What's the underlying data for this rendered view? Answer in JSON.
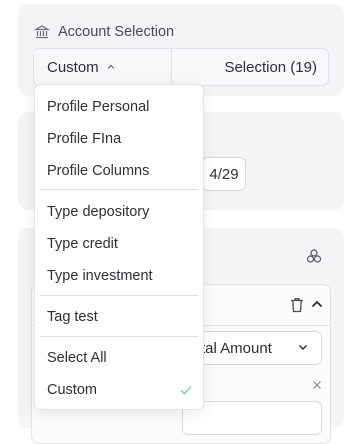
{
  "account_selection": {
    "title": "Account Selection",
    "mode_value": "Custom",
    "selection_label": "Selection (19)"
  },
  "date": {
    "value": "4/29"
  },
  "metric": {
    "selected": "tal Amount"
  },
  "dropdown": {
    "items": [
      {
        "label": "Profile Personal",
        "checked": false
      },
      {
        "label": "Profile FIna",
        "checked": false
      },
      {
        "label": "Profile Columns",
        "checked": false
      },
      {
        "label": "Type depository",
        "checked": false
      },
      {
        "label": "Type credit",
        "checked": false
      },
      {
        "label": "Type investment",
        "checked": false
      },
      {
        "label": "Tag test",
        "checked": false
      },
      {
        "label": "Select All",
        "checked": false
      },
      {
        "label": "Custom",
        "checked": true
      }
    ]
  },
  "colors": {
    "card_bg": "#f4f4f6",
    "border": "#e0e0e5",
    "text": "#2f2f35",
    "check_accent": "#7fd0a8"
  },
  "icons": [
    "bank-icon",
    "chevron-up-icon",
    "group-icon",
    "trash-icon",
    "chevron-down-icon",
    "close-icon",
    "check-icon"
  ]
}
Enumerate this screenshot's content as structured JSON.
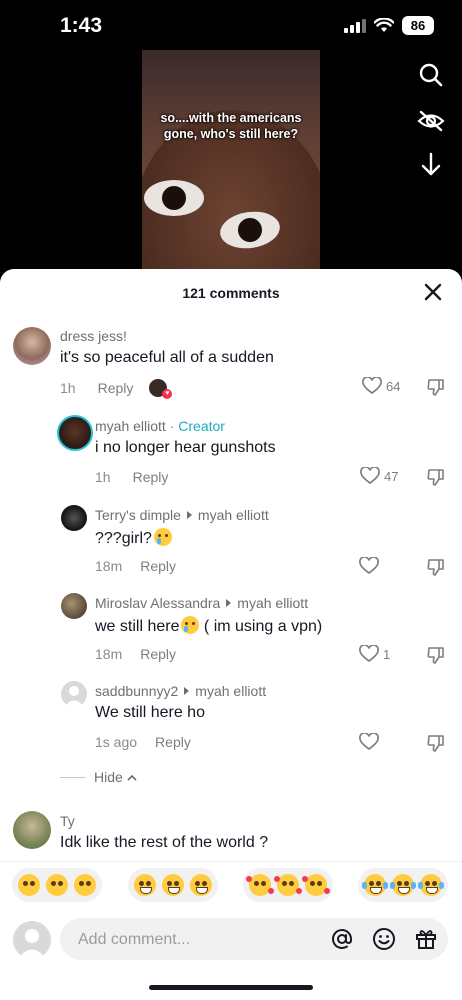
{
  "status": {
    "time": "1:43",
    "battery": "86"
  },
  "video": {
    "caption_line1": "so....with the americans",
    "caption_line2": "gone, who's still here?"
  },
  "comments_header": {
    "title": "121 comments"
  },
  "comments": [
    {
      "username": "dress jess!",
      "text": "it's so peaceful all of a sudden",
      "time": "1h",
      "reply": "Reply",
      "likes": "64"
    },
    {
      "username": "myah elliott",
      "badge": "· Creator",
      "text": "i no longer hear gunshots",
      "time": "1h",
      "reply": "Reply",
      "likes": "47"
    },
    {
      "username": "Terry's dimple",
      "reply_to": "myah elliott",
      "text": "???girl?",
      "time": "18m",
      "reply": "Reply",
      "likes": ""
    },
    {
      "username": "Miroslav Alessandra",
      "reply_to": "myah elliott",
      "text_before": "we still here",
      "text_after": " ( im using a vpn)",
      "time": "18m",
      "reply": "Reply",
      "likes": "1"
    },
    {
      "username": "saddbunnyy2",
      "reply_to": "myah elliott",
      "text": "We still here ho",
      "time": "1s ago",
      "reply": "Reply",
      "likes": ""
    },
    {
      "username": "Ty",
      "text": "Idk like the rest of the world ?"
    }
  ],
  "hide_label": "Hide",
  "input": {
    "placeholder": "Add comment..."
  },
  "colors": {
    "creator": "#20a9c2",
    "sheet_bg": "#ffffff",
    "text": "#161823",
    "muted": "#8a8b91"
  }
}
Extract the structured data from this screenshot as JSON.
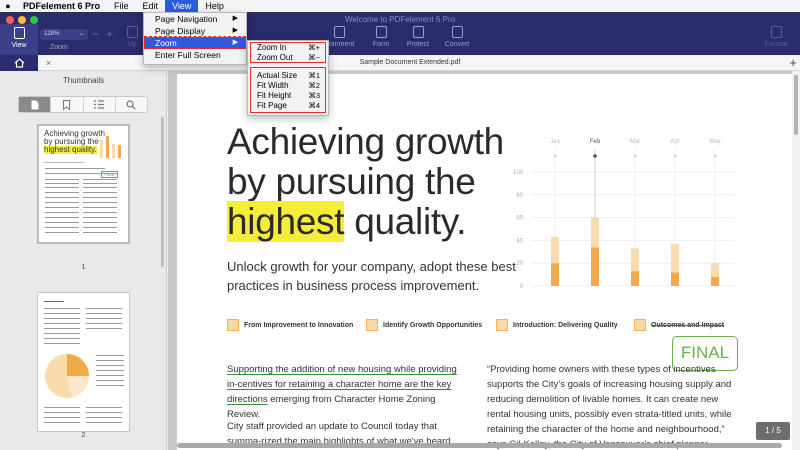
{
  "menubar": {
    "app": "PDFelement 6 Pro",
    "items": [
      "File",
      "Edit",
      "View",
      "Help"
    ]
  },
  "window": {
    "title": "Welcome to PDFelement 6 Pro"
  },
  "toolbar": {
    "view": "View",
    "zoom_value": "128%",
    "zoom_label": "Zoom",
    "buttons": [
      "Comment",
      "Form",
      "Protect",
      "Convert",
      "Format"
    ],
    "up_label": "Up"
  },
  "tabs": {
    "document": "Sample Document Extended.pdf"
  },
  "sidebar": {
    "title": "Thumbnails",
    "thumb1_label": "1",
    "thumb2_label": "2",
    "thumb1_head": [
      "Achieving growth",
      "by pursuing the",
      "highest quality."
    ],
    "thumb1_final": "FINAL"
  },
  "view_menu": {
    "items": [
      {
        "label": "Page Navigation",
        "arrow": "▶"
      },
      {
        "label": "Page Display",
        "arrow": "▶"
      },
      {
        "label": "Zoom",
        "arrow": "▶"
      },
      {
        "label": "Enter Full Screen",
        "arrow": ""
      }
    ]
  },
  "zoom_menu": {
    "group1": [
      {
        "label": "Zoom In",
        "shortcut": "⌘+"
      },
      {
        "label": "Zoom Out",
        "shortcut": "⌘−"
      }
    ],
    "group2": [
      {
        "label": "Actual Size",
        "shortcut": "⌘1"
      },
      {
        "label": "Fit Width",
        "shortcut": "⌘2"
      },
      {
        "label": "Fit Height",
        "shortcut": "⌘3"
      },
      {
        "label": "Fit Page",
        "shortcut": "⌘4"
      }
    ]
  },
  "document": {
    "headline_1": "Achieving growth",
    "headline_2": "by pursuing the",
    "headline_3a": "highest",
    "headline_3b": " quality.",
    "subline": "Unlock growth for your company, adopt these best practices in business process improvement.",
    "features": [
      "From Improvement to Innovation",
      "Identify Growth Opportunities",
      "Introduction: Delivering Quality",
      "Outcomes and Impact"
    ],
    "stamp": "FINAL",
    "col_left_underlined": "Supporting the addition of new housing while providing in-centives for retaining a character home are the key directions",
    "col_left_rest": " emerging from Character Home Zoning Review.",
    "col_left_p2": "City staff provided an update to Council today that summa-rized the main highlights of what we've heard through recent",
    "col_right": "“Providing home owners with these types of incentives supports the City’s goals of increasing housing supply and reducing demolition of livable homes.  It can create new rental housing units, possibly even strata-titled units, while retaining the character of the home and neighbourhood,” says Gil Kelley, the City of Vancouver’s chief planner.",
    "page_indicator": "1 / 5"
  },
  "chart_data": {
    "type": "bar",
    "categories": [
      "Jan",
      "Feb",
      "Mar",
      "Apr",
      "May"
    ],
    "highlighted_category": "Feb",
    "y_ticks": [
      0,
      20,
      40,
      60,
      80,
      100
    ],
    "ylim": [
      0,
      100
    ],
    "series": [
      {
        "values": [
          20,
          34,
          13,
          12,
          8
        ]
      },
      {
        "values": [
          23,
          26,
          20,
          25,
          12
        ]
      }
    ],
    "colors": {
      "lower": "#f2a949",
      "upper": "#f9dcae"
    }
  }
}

● **Work instructions**:
Give back every line exactly as it stands, pictures excluded.

● **Solution below**:
What's the underlying data for this rendered view? Answer in JSON.
{
  "account_selection": {
    "title": "Account Selection",
    "mode_value": "Custom",
    "selection_label": "Selection (19)"
  },
  "date": {
    "value": "4/29"
  },
  "metric": {
    "selected": "tal Amount"
  },
  "dropdown": {
    "items": [
      {
        "label": "Profile Personal",
        "checked": false
      },
      {
        "label": "Profile FIna",
        "checked": false
      },
      {
        "label": "Profile Columns",
        "checked": false
      },
      {
        "label": "Type depository",
        "checked": false
      },
      {
        "label": "Type credit",
        "checked": false
      },
      {
        "label": "Type investment",
        "checked": false
      },
      {
        "label": "Tag test",
        "checked": false
      },
      {
        "label": "Select All",
        "checked": false
      },
      {
        "label": "Custom",
        "checked": true
      }
    ]
  },
  "colors": {
    "card_bg": "#f4f4f6",
    "border": "#e0e0e5",
    "text": "#2f2f35",
    "check_accent": "#7fd0a8"
  },
  "icons": [
    "bank-icon",
    "chevron-up-icon",
    "group-icon",
    "trash-icon",
    "chevron-down-icon",
    "close-icon",
    "check-icon"
  ]
}
Enumerate this screenshot's content as structured JSON.
{
  "status": {
    "time": "1:43",
    "battery": "86"
  },
  "video": {
    "caption_line1": "so....with the americans",
    "caption_line2": "gone, who's still here?"
  },
  "comments_header": {
    "title": "121 comments"
  },
  "comments": [
    {
      "username": "dress jess!",
      "text": "it's so peaceful all of a sudden",
      "time": "1h",
      "reply": "Reply",
      "likes": "64"
    },
    {
      "username": "myah elliott",
      "badge": "· Creator",
      "text": "i no longer hear gunshots",
      "time": "1h",
      "reply": "Reply",
      "likes": "47"
    },
    {
      "username": "Terry's dimple",
      "reply_to": "myah elliott",
      "text": "???girl?",
      "time": "18m",
      "reply": "Reply",
      "likes": ""
    },
    {
      "username": "Miroslav Alessandra",
      "reply_to": "myah elliott",
      "text_before": "we still here",
      "text_after": " ( im using a vpn)",
      "time": "18m",
      "reply": "Reply",
      "likes": "1"
    },
    {
      "username": "saddbunnyy2",
      "reply_to": "myah elliott",
      "text": "We still here ho",
      "time": "1s ago",
      "reply": "Reply",
      "likes": ""
    },
    {
      "username": "Ty",
      "text": "Idk like the rest of the world ?"
    }
  ],
  "hide_label": "Hide",
  "input": {
    "placeholder": "Add comment..."
  },
  "colors": {
    "creator": "#20a9c2",
    "sheet_bg": "#ffffff",
    "text": "#161823",
    "muted": "#8a8b91"
  }
}
Extract the structured data from this screenshot as JSON.
{
  "menubar": {
    "app": "PDFelement 6 Pro",
    "items": [
      "File",
      "Edit",
      "View",
      "Help"
    ]
  },
  "window": {
    "title": "Welcome to PDFelement 6 Pro"
  },
  "toolbar": {
    "view": "View",
    "zoom_value": "128%",
    "zoom_label": "Zoom",
    "buttons": [
      "Comment",
      "Form",
      "Protect",
      "Convert",
      "Format"
    ],
    "up_label": "Up"
  },
  "tabs": {
    "document": "Sample Document Extended.pdf"
  },
  "sidebar": {
    "title": "Thumbnails",
    "thumb1_label": "1",
    "thumb2_label": "2",
    "thumb1_head": [
      "Achieving growth",
      "by pursuing the",
      "highest quality."
    ],
    "thumb1_final": "FINAL"
  },
  "view_menu": {
    "items": [
      {
        "label": "Page Navigation",
        "arrow": "▶"
      },
      {
        "label": "Page Display",
        "arrow": "▶"
      },
      {
        "label": "Zoom",
        "arrow": "▶"
      },
      {
        "label": "Enter Full Screen",
        "arrow": ""
      }
    ]
  },
  "zoom_menu": {
    "group1": [
      {
        "label": "Zoom In",
        "shortcut": "⌘+"
      },
      {
        "label": "Zoom Out",
        "shortcut": "⌘−"
      }
    ],
    "group2": [
      {
        "label": "Actual Size",
        "shortcut": "⌘1"
      },
      {
        "label": "Fit Width",
        "shortcut": "⌘2"
      },
      {
        "label": "Fit Height",
        "shortcut": "⌘3"
      },
      {
        "label": "Fit Page",
        "shortcut": "⌘4"
      }
    ]
  },
  "document": {
    "headline_1": "Achieving growth",
    "headline_2": "by pursuing the",
    "headline_3a": "highest",
    "headline_3b": " quality.",
    "subline": "Unlock growth for your company, adopt these best practices in business process improvement.",
    "features": [
      "From Improvement to Innovation",
      "Identify Growth Opportunities",
      "Introduction: Delivering Quality",
      "Outcomes and Impact"
    ],
    "stamp": "FINAL",
    "col_left_underlined": "Supporting the addition of new housing while providing in-centives for retaining a character home are the key directions",
    "col_left_rest": " emerging from Character Home Zoning Review.",
    "col_left_p2": "City staff provided an update to Council today that summa-rized the main highlights of what we've heard through recent",
    "col_right": "“Providing home owners with these types of incentives supports the City’s goals of increasing housing supply and reducing demolition of livable homes.  It can create new rental housing units, possibly even strata-titled units, while retaining the character of the home and neighbourhood,” says Gil Kelley, the City of Vancouver’s chief planner.",
    "page_indicator": "1 / 5"
  },
  "chart_data": {
    "type": "bar",
    "categories": [
      "Jan",
      "Feb",
      "Mar",
      "Apr",
      "May"
    ],
    "highlighted_category": "Feb",
    "y_ticks": [
      0,
      20,
      40,
      60,
      80,
      100
    ],
    "ylim": [
      0,
      100
    ],
    "series": [
      {
        "values": [
          20,
          34,
          13,
          12,
          8
        ]
      },
      {
        "values": [
          23,
          26,
          20,
          25,
          12
        ]
      }
    ],
    "colors": {
      "lower": "#f2a949",
      "upper": "#f9dcae"
    }
  }
}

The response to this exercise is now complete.